EXCERPTED RECORDS:
#####

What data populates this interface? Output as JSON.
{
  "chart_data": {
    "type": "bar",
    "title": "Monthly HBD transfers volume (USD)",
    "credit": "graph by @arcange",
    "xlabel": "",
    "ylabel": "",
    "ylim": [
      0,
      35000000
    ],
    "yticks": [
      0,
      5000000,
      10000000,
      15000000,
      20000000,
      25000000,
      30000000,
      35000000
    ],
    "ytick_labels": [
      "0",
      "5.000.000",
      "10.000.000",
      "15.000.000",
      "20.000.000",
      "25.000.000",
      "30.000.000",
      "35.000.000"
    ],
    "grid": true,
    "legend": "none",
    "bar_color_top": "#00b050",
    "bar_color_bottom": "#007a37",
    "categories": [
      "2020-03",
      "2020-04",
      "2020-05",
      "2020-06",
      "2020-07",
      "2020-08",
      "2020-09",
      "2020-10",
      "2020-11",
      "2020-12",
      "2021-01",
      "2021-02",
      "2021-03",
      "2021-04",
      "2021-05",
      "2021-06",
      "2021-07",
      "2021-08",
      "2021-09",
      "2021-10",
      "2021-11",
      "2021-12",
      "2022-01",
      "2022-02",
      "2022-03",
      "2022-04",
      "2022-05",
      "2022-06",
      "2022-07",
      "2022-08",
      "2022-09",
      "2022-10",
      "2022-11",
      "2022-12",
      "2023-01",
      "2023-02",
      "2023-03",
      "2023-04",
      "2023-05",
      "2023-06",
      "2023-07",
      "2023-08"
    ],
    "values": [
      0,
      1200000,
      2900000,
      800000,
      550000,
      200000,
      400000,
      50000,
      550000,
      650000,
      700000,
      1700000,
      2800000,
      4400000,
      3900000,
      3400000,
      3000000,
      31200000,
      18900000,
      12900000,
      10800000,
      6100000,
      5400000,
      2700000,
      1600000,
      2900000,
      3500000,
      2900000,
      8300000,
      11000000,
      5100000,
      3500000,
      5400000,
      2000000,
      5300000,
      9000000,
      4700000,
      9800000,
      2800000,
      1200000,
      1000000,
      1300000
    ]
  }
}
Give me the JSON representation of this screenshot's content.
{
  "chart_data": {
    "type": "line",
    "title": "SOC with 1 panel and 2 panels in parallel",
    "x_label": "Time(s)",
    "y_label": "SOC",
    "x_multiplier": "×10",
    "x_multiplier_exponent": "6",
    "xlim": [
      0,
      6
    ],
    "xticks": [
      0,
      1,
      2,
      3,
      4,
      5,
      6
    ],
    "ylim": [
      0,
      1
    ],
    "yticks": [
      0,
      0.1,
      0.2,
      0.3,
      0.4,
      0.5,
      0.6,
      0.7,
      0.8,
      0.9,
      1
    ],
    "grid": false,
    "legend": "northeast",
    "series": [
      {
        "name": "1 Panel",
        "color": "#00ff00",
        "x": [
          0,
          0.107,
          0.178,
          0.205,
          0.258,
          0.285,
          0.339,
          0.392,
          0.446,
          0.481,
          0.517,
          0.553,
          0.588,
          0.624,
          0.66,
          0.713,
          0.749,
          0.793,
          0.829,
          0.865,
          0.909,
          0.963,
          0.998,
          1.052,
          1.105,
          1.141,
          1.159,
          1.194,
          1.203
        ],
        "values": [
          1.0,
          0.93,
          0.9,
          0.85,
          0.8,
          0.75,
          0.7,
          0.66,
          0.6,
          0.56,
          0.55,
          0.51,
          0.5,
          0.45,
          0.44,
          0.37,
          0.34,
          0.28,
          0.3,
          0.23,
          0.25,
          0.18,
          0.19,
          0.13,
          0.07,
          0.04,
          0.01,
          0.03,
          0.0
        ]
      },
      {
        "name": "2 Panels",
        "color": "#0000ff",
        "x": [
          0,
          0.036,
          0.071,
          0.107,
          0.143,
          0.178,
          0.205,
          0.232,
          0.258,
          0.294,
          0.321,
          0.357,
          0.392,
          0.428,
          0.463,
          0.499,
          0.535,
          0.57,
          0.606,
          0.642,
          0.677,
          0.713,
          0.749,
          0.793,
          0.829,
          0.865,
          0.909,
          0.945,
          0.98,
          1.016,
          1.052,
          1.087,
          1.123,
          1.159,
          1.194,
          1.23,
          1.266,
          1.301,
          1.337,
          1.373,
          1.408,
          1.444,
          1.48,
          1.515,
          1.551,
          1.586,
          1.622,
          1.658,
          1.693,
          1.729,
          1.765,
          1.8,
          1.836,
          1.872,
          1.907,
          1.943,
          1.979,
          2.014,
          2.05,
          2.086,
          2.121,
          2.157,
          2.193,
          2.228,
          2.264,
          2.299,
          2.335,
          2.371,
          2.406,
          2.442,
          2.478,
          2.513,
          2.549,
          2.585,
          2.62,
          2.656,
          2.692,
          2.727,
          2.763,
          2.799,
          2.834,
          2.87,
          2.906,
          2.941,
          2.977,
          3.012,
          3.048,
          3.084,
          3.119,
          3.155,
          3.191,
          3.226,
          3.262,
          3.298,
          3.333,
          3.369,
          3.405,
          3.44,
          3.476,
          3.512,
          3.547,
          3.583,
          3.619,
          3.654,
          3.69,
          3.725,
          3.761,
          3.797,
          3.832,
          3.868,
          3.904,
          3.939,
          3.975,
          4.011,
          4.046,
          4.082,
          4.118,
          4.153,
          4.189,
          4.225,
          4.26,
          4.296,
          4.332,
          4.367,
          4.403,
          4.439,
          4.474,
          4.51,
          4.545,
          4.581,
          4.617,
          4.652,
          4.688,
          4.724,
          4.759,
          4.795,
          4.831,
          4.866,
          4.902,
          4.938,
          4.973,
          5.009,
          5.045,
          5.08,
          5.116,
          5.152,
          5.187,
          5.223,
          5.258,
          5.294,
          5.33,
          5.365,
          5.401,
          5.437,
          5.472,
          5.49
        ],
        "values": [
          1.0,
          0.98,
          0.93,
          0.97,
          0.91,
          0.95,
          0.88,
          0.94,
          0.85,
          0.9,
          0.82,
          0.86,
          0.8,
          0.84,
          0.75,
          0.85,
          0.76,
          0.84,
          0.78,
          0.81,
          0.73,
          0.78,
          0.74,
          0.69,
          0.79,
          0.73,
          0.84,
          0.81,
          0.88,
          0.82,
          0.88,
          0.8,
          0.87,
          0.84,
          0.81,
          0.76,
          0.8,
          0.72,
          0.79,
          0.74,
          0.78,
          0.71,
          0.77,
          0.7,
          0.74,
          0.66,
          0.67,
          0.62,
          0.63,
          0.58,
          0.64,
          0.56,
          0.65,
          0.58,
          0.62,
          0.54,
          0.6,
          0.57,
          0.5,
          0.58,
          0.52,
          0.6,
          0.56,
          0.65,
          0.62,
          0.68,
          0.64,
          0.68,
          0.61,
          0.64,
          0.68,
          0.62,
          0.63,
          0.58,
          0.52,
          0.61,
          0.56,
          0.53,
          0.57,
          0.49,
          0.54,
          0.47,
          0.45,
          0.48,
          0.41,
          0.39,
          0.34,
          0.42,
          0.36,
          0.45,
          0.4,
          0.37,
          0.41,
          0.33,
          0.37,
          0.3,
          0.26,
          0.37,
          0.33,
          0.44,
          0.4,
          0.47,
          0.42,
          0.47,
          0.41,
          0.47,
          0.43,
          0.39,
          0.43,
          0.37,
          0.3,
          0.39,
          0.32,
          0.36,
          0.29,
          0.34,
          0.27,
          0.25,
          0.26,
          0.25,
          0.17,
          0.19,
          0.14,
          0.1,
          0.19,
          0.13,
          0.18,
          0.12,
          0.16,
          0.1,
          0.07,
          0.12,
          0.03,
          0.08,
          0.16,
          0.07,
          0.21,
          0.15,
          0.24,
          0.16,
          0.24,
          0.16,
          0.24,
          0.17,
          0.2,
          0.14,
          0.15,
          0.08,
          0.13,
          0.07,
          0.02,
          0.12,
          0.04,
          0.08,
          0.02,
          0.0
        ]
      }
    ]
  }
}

#####

WHAT IS BEING ASKED: Show every line from the listing above in which the string "JSON" appears.

RESULT FOR THIS EXERCISE:
What data populates this interface? Output as JSON.
Give me the JSON representation of this screenshot's content.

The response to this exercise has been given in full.